Task directions: Gather up every line from the entries below that uses the word "name".

Records contained in a dataset
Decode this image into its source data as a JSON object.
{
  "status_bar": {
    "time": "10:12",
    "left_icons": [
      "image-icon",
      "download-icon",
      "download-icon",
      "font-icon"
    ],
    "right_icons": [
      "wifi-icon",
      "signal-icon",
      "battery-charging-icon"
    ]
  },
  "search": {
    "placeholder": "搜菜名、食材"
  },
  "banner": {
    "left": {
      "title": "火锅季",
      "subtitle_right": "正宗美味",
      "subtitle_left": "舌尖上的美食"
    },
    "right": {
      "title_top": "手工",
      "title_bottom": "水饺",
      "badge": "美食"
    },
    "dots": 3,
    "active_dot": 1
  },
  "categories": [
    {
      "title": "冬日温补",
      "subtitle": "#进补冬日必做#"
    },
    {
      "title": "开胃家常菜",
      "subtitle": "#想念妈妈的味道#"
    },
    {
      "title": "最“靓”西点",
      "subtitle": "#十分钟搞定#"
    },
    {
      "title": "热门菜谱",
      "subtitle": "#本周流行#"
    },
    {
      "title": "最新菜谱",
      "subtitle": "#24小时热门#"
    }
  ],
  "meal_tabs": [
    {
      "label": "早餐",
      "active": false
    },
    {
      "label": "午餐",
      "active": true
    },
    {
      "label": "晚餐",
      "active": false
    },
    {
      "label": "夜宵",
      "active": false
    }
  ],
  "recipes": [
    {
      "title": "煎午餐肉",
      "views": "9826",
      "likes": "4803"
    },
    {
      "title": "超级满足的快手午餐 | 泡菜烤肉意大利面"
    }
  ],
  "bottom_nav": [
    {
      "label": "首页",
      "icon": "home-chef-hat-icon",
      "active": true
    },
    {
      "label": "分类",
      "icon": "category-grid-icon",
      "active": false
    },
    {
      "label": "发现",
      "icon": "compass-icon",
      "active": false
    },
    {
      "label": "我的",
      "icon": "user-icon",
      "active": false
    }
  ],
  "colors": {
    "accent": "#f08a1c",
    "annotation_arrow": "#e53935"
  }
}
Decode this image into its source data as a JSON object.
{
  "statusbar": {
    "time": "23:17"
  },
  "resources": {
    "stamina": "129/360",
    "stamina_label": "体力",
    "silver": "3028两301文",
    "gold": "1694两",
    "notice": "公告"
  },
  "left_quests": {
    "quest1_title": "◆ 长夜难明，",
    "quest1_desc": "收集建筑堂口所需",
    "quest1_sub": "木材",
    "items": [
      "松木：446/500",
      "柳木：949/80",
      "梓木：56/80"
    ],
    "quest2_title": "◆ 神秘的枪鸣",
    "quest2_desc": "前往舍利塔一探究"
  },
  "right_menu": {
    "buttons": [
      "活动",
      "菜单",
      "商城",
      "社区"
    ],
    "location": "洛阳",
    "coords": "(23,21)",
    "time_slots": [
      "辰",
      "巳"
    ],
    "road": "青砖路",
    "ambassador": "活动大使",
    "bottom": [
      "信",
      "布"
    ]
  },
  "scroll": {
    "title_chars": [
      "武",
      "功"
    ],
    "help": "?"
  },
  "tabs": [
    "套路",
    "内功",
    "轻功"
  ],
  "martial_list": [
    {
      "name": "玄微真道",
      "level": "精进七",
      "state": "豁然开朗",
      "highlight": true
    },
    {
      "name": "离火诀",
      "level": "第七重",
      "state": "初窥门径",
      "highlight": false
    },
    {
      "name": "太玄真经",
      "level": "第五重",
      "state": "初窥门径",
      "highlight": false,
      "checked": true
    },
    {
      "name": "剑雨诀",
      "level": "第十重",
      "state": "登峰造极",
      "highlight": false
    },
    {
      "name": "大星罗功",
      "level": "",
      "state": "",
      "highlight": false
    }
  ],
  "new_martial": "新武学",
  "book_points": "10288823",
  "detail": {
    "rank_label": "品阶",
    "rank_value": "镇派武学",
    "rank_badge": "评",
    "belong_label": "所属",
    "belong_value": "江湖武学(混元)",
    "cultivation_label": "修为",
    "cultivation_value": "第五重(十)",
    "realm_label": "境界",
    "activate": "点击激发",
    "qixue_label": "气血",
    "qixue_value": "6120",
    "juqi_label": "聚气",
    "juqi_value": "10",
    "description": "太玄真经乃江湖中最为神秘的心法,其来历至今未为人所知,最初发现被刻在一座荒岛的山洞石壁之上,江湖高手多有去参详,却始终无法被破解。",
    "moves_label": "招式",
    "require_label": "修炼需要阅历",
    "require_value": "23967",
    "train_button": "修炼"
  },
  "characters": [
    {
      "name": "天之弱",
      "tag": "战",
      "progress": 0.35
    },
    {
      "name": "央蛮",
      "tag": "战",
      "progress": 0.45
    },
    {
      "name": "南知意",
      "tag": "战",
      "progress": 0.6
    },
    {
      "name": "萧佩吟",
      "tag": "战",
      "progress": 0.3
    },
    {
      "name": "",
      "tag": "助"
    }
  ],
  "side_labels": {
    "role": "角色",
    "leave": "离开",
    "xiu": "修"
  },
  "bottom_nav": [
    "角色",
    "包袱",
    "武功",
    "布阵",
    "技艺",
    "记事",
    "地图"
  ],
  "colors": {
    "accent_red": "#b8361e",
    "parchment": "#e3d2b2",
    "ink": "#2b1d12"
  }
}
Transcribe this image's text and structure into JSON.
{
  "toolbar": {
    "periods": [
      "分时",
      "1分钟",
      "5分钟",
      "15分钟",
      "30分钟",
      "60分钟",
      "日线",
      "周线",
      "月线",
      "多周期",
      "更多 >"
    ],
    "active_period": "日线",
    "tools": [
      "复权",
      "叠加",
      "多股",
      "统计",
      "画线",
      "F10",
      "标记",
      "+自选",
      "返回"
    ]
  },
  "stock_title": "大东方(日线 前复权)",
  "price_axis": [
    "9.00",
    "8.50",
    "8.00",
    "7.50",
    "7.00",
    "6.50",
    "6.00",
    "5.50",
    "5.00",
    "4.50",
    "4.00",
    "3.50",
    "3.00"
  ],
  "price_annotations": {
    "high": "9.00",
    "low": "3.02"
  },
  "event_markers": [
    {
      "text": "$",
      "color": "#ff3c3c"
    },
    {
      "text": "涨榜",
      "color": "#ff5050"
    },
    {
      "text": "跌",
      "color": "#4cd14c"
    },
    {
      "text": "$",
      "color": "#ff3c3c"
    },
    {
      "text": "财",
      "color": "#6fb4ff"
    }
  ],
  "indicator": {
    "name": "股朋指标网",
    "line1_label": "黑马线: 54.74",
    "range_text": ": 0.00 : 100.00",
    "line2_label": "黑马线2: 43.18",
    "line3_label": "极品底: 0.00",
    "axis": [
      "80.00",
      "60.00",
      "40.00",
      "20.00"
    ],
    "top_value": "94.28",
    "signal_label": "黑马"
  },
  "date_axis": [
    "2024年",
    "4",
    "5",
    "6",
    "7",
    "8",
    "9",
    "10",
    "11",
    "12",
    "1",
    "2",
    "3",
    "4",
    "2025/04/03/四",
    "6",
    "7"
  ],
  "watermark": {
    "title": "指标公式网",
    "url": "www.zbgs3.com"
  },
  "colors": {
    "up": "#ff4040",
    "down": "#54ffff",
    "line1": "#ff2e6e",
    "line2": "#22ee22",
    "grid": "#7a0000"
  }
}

The completed task:
      "name": "玄微真道",
      "name": "离火诀",
      "name": "太玄真经",
      "name": "剑雨诀",
      "name": "大星罗功",
      "name": "天之弱",
      "name": "央蛮",
      "name": "南知意",
      "name": "萧佩吟",
      "name": "",
    "name": "股朋指标网",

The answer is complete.